▸ Exercise instructions: List the Top Ten lists that the excerpt on researching charities says Charity Navigator offers.

▸ Excerpt:
How do you obtain this information? According to Sandy Ross, a CPA who specializes in non-profit matters, “It’s easy. Fundraising expenses and contribution income are clearly identified on every organization’s Form 990. Every charity’s Form 990 is available on the internet at www.Guidestar.org.”

That’s great when you want to examine a particular charity’s efficiency to see whether you want to make a donation. But say you want a broader snapshot of multiple charities. In that case, the information is no more difficult to find, at least when it comes to large charities. One source is Forbes magazine, which each year complies a listing of the 100 largest U.S. charities. The default order of the list is by size, but Forbes also provides each charity’s fundraising efficiency. A total of 13 charities, ranging from the Task Force for Global Health (#2 in terms of private support, the metric Forbes uses to determine the size of the organization HealthWell Foundation (#100 score perfect 100 percent. At the bottom of the list is the Red Cross, with a fundraising efficiency score of 73 percent.

If you’re looking for top-rated charities by category, Charity Watch is your jam. With 37 separate categories (African-American, AIDS through Cancer, Child Protection, Environment, Literacy, Women’s Rights, etc.), each charity is assigned a letter grade, with a simple click giving you a detailed overview of each charity, including information its financial documents and how much government funding it receives.

Looking for a one-stop shop for data on charities of all sizes? You probably can’t do any better than Charity Navigator, which contains general information on over 9,000 charities. Here you’ll find an overview of each charity and its various programs, along with assessments of financial health, accountability, and transparency, as well as providing links to current and past Forms 990.

Additionally, for each of use Charity Navigator provides visitors with a list of charities with perfect scores, plus a variety of Top Ten lists, including 10 Most Followed Charities, 10 Charities Overpaying Their For-Profit Fundraisers, 10 of the Best Charities Everyone’s Heard Of.

Another feature that can be especially useful is Charity Navigator’s list of Hot Topics, which is regularly updated to provide general information on causes receiving a lot of media coverage, coupled with a list of worthwhile charities addressing the pertinent needs. For example, as of this writing the most recent addition is Relief for the California Wildfires.

It’s important to investigate before you give not simply because even among good charities not all are created equally, but because many so-called charities are simply scams. As Kris Hundley and Kendall Taggart reported for CNN in 2013, an investigation by the Tampa Bay Times and the Center for Investigative Reporting found nearly 6,000 charities that paid for-profit companies to raise their donations, with the 50 worst charities paying their solicitors nearly $1 billion during the past 10 years alone, money that could have⎯but didn’t⎯go to the causes for which it was ostensibly donated. “The 50 worst charities in America devote less than 4% of donations raised to direct cash aid,” Hundley and Taggart noted. “Some charities gave even less. Over a decade, one diabetes charity raised nearly $14 million and gave about $10,000 to patients. Six spent no cash at all on their cause.”

Even on the smallest scale, scams are abundant. There may be no clearer example than a 2017 story about a woman who ran out of gas and received money from a homeless man. Gratified by his compassion, later she sought him out to repay him and give him clothing. They struck up a friendship, which inspired her to set up a GoFundMe account to help get him off the street. People from across the world were touched and ended up donating over $400,000.

You know what happened: it was all a lie. While the man really had been homeless, he was in cahoots with the woman and her boyfriend, and recently all three were indicted on various fraud-related charges after blowing the cash on luxury items, trips, and gambling and then turning on each other.

Charitable instincts are good ones, so follow them. But do so in an informed manner. After all, knowledge is power⎯and you want your donations to have as much power to do good as possible, don’t you?

Dataset items
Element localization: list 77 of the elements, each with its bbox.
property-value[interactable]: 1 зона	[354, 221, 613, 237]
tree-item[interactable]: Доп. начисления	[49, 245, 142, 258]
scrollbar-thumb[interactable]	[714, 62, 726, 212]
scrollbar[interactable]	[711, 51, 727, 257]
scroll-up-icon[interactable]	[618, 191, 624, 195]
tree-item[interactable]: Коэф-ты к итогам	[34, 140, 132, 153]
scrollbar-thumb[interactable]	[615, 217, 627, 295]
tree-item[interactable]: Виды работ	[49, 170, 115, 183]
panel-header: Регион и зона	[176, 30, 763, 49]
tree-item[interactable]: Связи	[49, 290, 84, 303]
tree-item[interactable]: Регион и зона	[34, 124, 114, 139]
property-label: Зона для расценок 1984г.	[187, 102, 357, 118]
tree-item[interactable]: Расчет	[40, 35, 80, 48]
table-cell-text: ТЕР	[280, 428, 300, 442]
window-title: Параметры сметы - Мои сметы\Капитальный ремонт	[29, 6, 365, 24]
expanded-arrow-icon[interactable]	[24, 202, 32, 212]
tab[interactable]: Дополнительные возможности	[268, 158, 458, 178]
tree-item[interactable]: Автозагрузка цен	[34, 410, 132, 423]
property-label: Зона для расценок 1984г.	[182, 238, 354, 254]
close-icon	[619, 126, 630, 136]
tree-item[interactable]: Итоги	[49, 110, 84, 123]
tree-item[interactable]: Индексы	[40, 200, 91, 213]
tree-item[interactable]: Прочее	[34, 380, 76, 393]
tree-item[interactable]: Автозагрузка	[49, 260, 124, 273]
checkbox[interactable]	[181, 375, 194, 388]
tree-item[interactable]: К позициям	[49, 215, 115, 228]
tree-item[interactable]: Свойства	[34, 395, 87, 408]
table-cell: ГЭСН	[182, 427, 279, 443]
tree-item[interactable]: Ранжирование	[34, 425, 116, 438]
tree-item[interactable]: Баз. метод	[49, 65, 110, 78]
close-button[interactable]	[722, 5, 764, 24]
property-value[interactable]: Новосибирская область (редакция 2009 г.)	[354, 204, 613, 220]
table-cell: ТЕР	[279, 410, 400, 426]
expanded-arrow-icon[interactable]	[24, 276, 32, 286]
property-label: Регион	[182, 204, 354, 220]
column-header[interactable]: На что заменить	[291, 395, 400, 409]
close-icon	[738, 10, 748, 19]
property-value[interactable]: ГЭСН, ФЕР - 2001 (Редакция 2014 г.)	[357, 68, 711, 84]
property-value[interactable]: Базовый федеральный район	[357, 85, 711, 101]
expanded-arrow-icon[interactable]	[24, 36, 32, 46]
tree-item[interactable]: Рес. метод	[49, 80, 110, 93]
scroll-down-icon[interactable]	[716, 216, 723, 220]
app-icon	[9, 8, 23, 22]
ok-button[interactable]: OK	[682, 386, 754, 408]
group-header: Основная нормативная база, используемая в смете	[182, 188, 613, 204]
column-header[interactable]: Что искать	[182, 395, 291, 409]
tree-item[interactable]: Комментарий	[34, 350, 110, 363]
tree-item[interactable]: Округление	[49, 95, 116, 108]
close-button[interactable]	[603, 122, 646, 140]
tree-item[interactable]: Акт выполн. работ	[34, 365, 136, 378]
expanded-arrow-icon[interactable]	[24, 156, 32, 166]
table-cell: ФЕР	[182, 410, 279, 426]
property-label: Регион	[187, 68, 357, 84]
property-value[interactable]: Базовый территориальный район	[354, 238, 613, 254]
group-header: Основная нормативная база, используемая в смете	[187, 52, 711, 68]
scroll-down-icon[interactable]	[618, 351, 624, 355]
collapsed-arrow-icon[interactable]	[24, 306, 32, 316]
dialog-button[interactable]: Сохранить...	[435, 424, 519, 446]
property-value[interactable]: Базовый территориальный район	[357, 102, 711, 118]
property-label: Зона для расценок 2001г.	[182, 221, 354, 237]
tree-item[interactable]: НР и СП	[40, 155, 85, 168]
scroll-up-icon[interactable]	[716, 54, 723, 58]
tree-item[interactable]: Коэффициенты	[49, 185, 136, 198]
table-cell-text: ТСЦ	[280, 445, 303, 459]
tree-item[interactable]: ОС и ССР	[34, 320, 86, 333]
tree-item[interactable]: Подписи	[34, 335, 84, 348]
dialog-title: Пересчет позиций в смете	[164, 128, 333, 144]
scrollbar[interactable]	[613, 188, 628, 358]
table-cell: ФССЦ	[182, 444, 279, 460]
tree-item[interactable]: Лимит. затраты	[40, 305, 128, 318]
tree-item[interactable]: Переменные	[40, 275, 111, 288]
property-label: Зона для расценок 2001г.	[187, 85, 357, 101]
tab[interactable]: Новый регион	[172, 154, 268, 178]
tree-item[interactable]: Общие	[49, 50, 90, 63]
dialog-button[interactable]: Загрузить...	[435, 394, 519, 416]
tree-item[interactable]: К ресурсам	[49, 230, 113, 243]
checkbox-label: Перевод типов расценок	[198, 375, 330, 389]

▸ Response:
- 10 Most Followed Charities
- 10 Charities Overpaying Their For-Profit Fundraisers
- 10 of the Best Charities Everyone's Heard Of